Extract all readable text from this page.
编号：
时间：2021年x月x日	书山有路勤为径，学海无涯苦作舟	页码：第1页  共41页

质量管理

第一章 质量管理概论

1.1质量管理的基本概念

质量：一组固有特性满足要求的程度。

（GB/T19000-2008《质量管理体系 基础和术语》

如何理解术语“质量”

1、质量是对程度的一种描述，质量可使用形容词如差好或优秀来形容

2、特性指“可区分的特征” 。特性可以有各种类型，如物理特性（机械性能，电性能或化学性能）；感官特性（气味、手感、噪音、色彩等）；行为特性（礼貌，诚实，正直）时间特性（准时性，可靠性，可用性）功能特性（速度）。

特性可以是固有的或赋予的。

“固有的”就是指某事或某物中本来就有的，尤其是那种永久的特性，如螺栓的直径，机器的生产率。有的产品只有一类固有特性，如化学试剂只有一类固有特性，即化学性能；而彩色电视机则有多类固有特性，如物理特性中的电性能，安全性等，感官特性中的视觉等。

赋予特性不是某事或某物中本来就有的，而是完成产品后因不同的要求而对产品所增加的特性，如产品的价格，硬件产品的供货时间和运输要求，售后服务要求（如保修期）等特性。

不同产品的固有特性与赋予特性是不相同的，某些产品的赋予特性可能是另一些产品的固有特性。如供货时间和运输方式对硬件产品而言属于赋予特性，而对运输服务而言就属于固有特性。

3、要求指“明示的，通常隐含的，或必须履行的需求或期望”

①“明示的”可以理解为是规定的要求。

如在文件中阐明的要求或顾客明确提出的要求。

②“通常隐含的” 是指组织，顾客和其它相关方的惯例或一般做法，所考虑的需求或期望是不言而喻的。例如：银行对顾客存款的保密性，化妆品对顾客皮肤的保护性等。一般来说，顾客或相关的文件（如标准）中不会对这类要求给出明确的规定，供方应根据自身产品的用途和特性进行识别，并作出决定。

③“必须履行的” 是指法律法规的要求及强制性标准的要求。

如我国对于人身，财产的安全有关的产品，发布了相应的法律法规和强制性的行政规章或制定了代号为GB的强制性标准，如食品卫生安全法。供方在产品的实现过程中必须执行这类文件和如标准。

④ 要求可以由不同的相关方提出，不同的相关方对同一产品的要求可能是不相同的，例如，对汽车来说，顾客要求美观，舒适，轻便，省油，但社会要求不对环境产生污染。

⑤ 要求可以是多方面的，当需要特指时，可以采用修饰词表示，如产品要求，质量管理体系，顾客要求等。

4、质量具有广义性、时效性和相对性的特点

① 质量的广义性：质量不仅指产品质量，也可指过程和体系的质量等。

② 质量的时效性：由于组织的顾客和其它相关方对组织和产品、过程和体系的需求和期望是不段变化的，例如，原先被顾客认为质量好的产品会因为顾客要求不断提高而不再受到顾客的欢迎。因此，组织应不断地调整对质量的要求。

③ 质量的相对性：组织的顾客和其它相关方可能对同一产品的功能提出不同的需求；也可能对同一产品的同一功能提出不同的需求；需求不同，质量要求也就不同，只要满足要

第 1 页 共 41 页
----------------------------------------
● **Exercise**
Extract all of the material exactly as it is written.

● **Solution below**
Extract all readable text from this page.
编号：
时间：2021年x月x日	书山有路勤为径，学海无涯苦作舟	页码：第1页  共41页

质量管理

第一章 质量管理概论

1.1质量管理的基本概念

质量：一组固有特性满足要求的程度。

（GB/T19000-2008《质量管理体系 基础和术语》

如何理解术语“质量”

1、质量是对程度的一种描述，质量可使用形容词如差好或优秀来形容

2、特性指“可区分的特征” 。特性可以有各种类型，如物理特性（机械性能，电性能或化学性能）；感官特性（气味、手感、噪音、色彩等）；行为特性（礼貌，诚实，正直）时间特性（准时性，可靠性，可用性）功能特性（速度）。

特性可以是固有的或赋予的。

“固有的”就是指某事或某物中本来就有的，尤其是那种永久的特性，如螺栓的直径，机器的生产率。有的产品只有一类固有特性，如化学试剂只有一类固有特性，即化学性能；而彩色电视机则有多类固有特性，如物理特性中的电性能，安全性等，感官特性中的视觉等。

赋予特性不是某事或某物中本来就有的，而是完成产品后因不同的要求而对产品所增加的特性，如产品的价格，硬件产品的供货时间和运输要求，售后服务要求（如保修期）等特性。

不同产品的固有特性与赋予特性是不相同的，某些产品的赋予特性可能是另一些产品的固有特性。如供货时间和运输方式对硬件产品而言属于赋予特性，而对运输服务而言就属于固有特性。

3、要求指“明示的，通常隐含的，或必须履行的需求或期望”

①“明示的”可以理解为是规定的要求。

如在文件中阐明的要求或顾客明确提出的要求。

②“通常隐含的” 是指组织，顾客和其它相关方的惯例或一般做法，所考虑的需求或期望是不言而喻的。例如：银行对顾客存款的保密性，化妆品对顾客皮肤的保护性等。一般来说，顾客或相关的文件（如标准）中不会对这类要求给出明确的规定，供方应根据自身产品的用途和特性进行识别，并作出决定。

③“必须履行的” 是指法律法规的要求及强制性标准的要求。

如我国对于人身，财产的安全有关的产品，发布了相应的法律法规和强制性的行政规章或制定了代号为GB的强制性标准，如食品卫生安全法。供方在产品的实现过程中必须执行这类文件和如标准。

④ 要求可以由不同的相关方提出，不同的相关方对同一产品的要求可能是不相同的，例如，对汽车来说，顾客要求美观，舒适，轻便，省油，但社会要求不对环境产生污染。

⑤ 要求可以是多方面的，当需要特指时，可以采用修饰词表示，如产品要求，质量管理体系，顾客要求等。

4、质量具有广义性、时效性和相对性的特点

① 质量的广义性：质量不仅指产品质量，也可指过程和体系的质量等。

② 质量的时效性：由于组织的顾客和其它相关方对组织和产品、过程和体系的需求和期望是不段变化的，例如，原先被顾客认为质量好的产品会因为顾客要求不断提高而不再受到顾客的欢迎。因此，组织应不断地调整对质量的要求。

③ 质量的相对性：组织的顾客和其它相关方可能对同一产品的功能提出不同的需求；也可能对同一产品的同一功能提出不同的需求；需求不同，质量要求也就不同，只要满足要

第 1 页 共 41 页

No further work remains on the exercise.